- EXCERPTED DATA:
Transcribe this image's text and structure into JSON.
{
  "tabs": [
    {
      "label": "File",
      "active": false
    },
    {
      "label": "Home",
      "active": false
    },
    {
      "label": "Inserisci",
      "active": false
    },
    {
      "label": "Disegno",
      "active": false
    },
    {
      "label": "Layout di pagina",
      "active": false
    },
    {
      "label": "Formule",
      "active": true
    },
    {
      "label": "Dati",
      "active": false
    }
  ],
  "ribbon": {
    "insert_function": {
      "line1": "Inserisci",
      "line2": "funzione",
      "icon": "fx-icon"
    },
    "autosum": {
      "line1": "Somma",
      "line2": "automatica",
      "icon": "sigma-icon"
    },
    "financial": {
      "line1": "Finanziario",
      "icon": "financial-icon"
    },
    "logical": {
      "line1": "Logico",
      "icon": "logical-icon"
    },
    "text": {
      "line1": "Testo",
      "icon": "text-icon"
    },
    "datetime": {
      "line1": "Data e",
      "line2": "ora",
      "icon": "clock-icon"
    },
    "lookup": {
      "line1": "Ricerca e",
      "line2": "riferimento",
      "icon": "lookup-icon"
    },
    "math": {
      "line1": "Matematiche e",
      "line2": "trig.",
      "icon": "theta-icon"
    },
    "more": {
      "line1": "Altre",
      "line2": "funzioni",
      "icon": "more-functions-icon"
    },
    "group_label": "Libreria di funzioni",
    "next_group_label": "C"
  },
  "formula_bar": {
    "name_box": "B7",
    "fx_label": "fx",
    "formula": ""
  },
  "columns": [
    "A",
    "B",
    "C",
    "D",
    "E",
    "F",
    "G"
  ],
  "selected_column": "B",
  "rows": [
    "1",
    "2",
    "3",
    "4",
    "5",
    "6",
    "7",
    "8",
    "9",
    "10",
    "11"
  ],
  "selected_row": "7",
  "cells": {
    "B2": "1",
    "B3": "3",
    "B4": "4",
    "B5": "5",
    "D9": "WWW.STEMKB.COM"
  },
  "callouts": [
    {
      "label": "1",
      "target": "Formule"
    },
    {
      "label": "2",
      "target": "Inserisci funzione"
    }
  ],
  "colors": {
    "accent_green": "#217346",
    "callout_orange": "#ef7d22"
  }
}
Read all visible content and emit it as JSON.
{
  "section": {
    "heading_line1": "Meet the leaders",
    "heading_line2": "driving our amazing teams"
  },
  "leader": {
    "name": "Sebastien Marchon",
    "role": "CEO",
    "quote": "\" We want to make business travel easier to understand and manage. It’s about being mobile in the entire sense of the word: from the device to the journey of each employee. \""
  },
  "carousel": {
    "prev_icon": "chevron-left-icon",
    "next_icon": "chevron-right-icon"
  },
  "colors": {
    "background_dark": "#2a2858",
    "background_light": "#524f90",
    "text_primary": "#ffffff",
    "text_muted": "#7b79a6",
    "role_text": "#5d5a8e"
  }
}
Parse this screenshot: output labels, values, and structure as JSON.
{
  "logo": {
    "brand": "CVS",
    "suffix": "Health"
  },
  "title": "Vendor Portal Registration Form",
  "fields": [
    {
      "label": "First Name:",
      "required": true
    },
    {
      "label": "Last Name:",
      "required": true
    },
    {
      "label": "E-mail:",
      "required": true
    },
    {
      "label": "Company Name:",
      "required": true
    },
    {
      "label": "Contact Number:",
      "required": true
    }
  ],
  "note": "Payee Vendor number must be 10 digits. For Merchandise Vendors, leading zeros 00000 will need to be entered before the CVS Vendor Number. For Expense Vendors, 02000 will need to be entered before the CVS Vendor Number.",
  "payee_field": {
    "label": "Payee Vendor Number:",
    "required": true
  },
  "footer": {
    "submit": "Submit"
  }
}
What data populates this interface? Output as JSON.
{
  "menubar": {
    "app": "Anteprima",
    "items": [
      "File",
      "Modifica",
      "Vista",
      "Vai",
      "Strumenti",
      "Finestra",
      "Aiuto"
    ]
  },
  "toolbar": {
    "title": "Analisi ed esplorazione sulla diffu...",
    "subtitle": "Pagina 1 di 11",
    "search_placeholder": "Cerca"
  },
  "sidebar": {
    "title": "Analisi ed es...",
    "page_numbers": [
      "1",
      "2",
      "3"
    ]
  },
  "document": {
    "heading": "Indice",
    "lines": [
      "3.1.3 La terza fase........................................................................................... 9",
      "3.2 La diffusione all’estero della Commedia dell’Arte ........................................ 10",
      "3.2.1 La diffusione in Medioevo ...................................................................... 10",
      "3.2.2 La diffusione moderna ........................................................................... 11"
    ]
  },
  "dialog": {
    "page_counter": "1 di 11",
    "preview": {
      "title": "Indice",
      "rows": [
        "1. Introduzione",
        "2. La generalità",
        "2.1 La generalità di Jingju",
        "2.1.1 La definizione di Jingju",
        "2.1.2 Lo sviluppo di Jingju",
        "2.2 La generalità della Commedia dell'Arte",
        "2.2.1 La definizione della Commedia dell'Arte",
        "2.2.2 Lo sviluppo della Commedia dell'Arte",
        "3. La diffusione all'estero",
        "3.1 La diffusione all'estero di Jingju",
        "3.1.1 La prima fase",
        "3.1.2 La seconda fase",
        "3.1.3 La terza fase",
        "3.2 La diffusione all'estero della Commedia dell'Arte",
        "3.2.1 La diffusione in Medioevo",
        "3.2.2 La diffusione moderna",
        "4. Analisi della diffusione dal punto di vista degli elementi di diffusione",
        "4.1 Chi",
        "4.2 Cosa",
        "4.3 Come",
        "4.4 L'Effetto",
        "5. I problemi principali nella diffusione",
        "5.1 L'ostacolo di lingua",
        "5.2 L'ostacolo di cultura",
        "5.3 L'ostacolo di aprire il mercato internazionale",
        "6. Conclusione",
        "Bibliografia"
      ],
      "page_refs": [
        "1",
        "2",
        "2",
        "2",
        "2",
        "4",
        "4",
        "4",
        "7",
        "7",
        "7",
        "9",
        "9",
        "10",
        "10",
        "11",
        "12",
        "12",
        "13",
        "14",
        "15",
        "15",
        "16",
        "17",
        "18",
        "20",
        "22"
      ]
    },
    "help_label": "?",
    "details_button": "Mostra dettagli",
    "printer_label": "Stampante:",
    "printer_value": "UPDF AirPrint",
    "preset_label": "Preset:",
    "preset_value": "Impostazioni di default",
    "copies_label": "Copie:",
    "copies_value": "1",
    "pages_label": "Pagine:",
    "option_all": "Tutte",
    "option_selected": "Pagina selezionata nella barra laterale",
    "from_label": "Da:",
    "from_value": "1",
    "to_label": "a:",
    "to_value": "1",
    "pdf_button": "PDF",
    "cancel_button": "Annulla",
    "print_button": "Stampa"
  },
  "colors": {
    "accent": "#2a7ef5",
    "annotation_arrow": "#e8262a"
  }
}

- WORK TO COMPLETE:
Copy all the lines above that hold the string "Medioevo".

- WRITTEN SOLUTION:
      "3.2.1 La diffusione in Medioevo ...................................................................... 10",
        "3.2.1 La diffusione in Medioevo",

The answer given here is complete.